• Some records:
────────

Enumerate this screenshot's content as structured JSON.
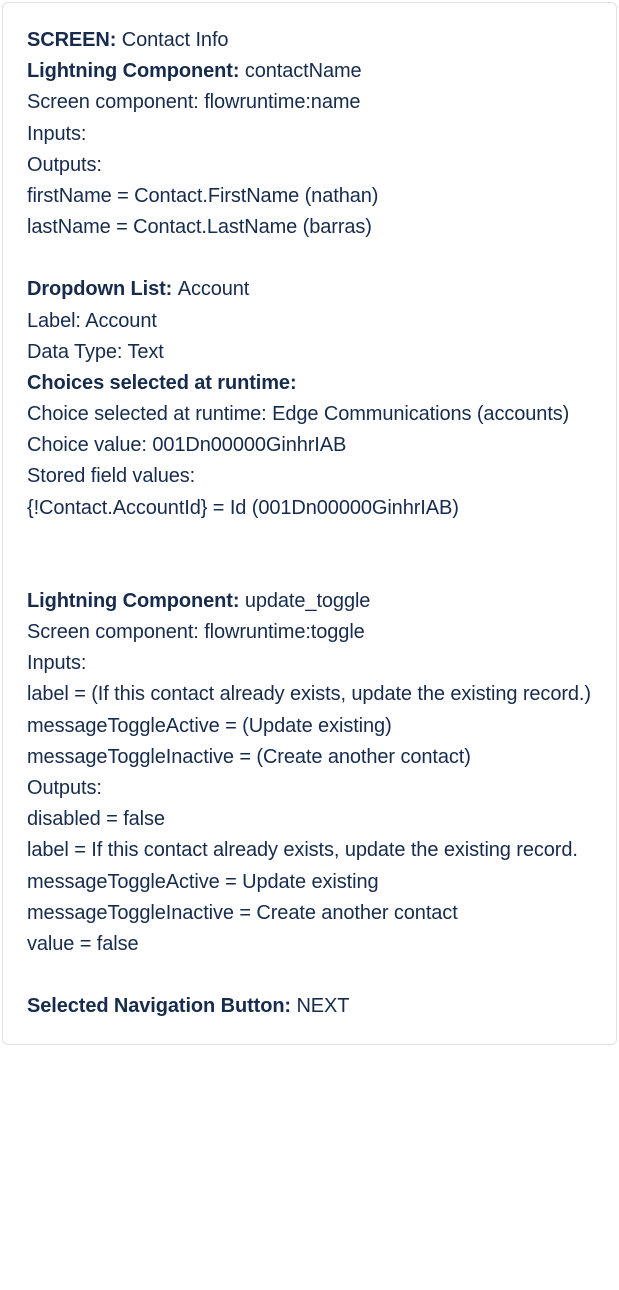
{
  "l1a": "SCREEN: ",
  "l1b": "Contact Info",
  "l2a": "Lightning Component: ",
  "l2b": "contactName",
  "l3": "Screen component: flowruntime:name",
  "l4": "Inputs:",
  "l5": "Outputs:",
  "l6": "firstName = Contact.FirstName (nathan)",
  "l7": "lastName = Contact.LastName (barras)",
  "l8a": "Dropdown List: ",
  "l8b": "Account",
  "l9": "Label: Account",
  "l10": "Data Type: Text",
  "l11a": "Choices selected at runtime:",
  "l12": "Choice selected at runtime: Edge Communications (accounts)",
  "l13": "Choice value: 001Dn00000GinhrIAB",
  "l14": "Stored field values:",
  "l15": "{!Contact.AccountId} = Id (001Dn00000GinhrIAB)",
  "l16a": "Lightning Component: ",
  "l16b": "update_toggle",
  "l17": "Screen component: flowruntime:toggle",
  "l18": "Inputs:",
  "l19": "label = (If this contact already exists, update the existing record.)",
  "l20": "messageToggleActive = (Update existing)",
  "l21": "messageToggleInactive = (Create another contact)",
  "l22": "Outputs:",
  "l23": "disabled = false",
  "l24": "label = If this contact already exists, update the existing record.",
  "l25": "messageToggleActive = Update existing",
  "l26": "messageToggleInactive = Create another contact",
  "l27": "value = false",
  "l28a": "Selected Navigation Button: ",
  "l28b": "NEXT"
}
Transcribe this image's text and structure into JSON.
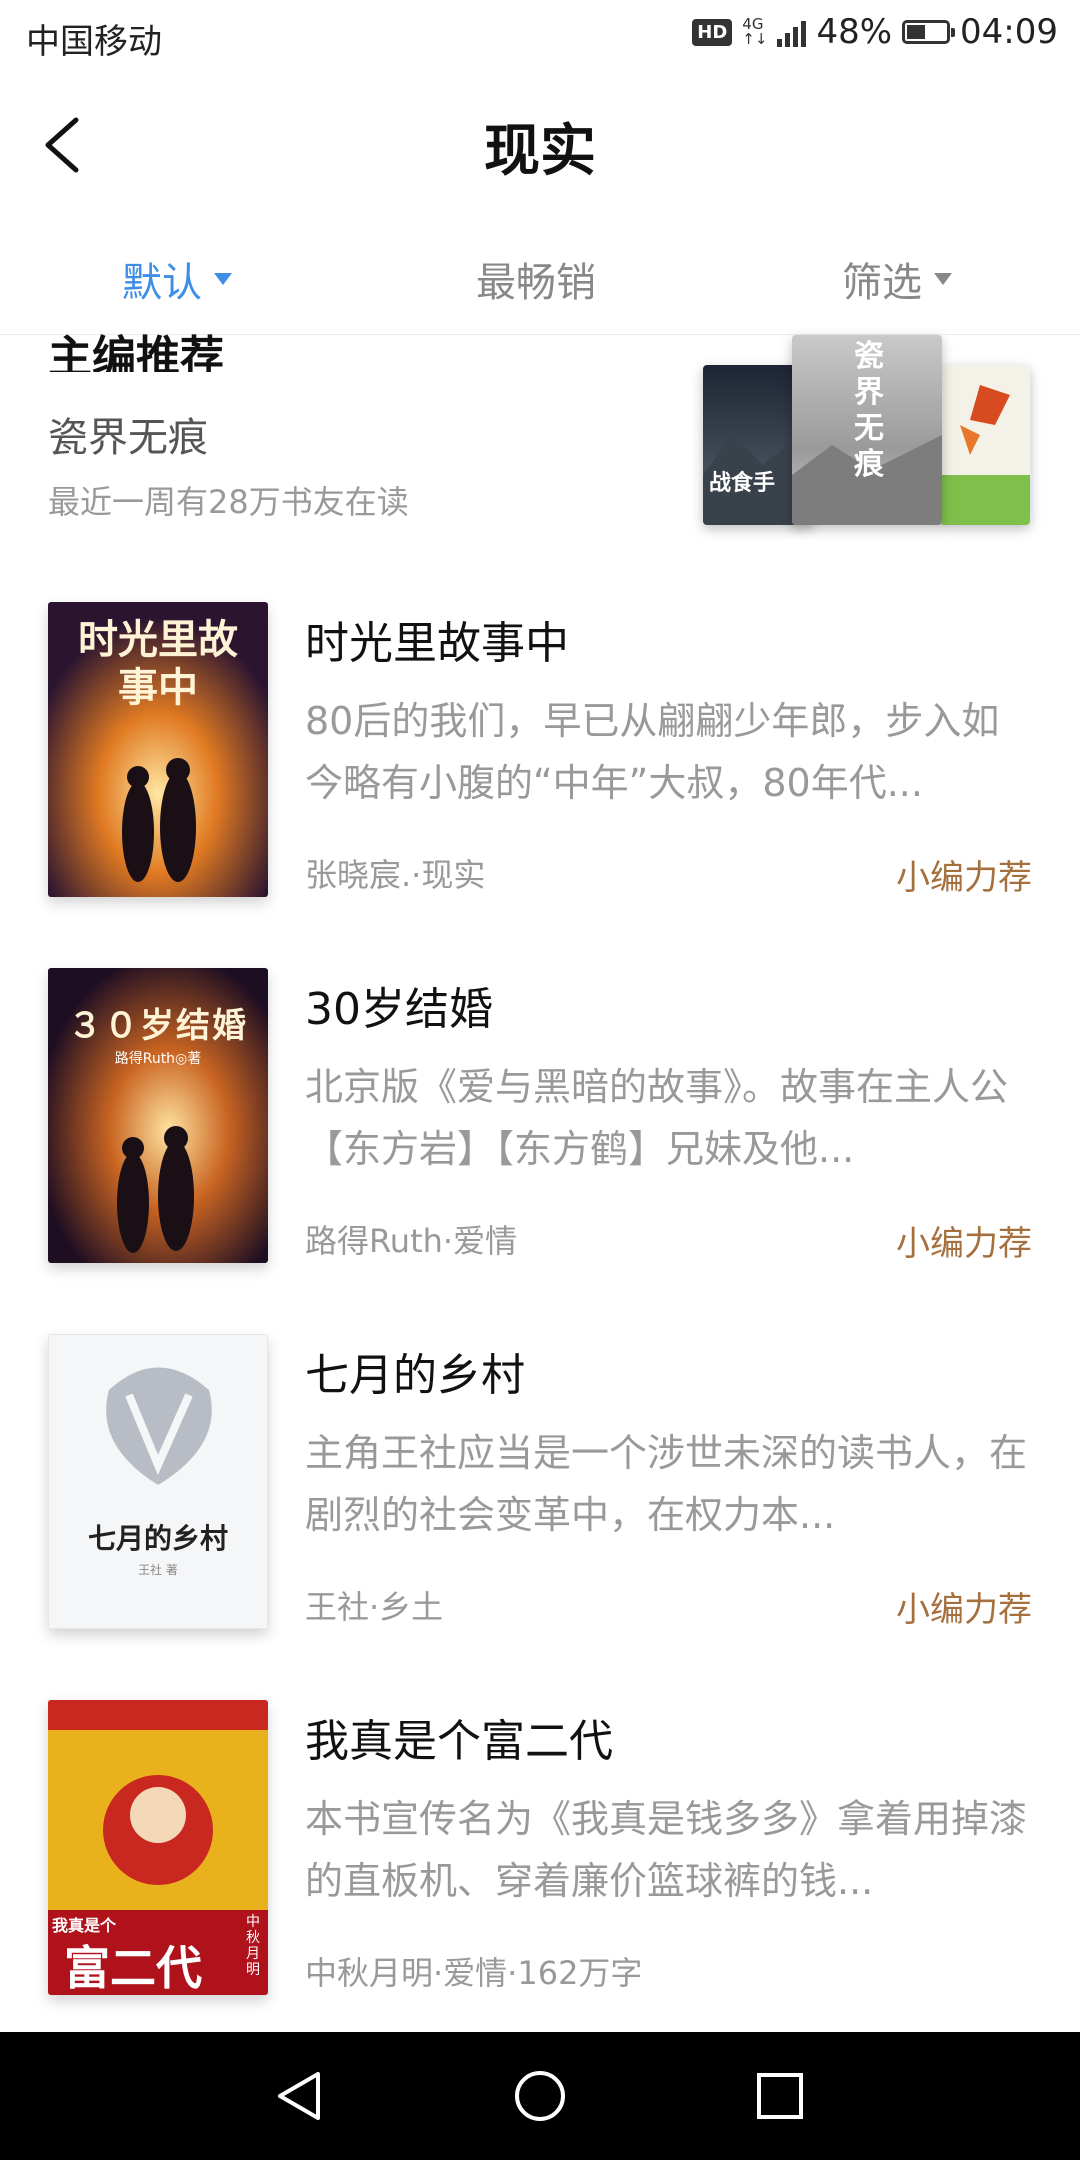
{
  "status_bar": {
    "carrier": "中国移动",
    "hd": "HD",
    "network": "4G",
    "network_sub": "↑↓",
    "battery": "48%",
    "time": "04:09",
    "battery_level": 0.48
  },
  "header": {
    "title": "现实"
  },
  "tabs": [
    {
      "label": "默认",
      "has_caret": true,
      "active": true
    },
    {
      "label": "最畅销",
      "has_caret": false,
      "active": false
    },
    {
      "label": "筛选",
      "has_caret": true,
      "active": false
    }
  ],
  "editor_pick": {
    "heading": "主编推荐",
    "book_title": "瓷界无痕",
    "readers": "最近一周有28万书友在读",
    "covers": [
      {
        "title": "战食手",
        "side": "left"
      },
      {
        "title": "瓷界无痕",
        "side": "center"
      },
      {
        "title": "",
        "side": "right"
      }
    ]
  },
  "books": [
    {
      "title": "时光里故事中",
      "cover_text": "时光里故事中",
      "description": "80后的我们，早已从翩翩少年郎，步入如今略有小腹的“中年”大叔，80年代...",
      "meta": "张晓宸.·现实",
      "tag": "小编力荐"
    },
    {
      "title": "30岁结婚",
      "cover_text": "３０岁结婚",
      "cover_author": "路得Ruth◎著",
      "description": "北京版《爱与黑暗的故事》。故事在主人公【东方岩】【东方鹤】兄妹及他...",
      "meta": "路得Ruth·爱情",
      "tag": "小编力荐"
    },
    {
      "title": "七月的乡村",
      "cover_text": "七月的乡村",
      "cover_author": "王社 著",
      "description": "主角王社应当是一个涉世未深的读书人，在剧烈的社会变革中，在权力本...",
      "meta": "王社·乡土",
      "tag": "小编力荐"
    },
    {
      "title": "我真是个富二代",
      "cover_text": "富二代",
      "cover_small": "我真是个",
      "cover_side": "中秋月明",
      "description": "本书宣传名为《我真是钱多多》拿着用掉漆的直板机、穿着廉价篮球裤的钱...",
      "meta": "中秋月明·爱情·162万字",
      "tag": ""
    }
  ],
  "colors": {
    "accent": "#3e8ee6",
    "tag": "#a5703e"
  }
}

────────

• Given task:
Take the data above and repeat it exactly, leaving each picture out.

• Response for this exercise:
Enumerate this screenshot's content as structured JSON.
{
  "l1a": "SCREEN: ",
  "l1b": "Contact Info",
  "l2a": "Lightning Component: ",
  "l2b": "contactName",
  "l3": "Screen component: flowruntime:name",
  "l4": "Inputs:",
  "l5": "Outputs:",
  "l6": "firstName = Contact.FirstName (nathan)",
  "l7": "lastName = Contact.LastName (barras)",
  "l8a": "Dropdown List: ",
  "l8b": "Account",
  "l9": "Label: Account",
  "l10": "Data Type: Text",
  "l11a": "Choices selected at runtime:",
  "l12": "Choice selected at runtime: Edge Communications (accounts)",
  "l13": "Choice value: 001Dn00000GinhrIAB",
  "l14": "Stored field values:",
  "l15": "{!Contact.AccountId} = Id (001Dn00000GinhrIAB)",
  "l16a": "Lightning Component: ",
  "l16b": "update_toggle",
  "l17": "Screen component: flowruntime:toggle",
  "l18": "Inputs:",
  "l19": "label = (If this contact already exists, update the existing record.)",
  "l20": "messageToggleActive = (Update existing)",
  "l21": "messageToggleInactive = (Create another contact)",
  "l22": "Outputs:",
  "l23": "disabled = false",
  "l24": "label = If this contact already exists, update the existing record.",
  "l25": "messageToggleActive = Update existing",
  "l26": "messageToggleInactive = Create another contact",
  "l27": "value = false",
  "l28a": "Selected Navigation Button: ",
  "l28b": "NEXT"
}
Transcribe this image's text and structure into JSON.
{
  "status_bar": {
    "carrier": "中国移动",
    "hd": "HD",
    "network": "4G",
    "network_sub": "↑↓",
    "battery": "48%",
    "time": "04:09",
    "battery_level": 0.48
  },
  "header": {
    "title": "现实"
  },
  "tabs": [
    {
      "label": "默认",
      "has_caret": true,
      "active": true
    },
    {
      "label": "最畅销",
      "has_caret": false,
      "active": false
    },
    {
      "label": "筛选",
      "has_caret": true,
      "active": false
    }
  ],
  "editor_pick": {
    "heading": "主编推荐",
    "book_title": "瓷界无痕",
    "readers": "最近一周有28万书友在读",
    "covers": [
      {
        "title": "战食手",
        "side": "left"
      },
      {
        "title": "瓷界无痕",
        "side": "center"
      },
      {
        "title": "",
        "side": "right"
      }
    ]
  },
  "books": [
    {
      "title": "时光里故事中",
      "cover_text": "时光里故事中",
      "description": "80后的我们，早已从翩翩少年郎，步入如今略有小腹的“中年”大叔，80年代...",
      "meta": "张晓宸.·现实",
      "tag": "小编力荐"
    },
    {
      "title": "30岁结婚",
      "cover_text": "３０岁结婚",
      "cover_author": "路得Ruth◎著",
      "description": "北京版《爱与黑暗的故事》。故事在主人公【东方岩】【东方鹤】兄妹及他...",
      "meta": "路得Ruth·爱情",
      "tag": "小编力荐"
    },
    {
      "title": "七月的乡村",
      "cover_text": "七月的乡村",
      "cover_author": "王社 著",
      "description": "主角王社应当是一个涉世未深的读书人，在剧烈的社会变革中，在权力本...",
      "meta": "王社·乡土",
      "tag": "小编力荐"
    },
    {
      "title": "我真是个富二代",
      "cover_text": "富二代",
      "cover_small": "我真是个",
      "cover_side": "中秋月明",
      "description": "本书宣传名为《我真是钱多多》拿着用掉漆的直板机、穿着廉价篮球裤的钱...",
      "meta": "中秋月明·爱情·162万字",
      "tag": ""
    }
  ],
  "colors": {
    "accent": "#3e8ee6",
    "tag": "#a5703e"
  }
}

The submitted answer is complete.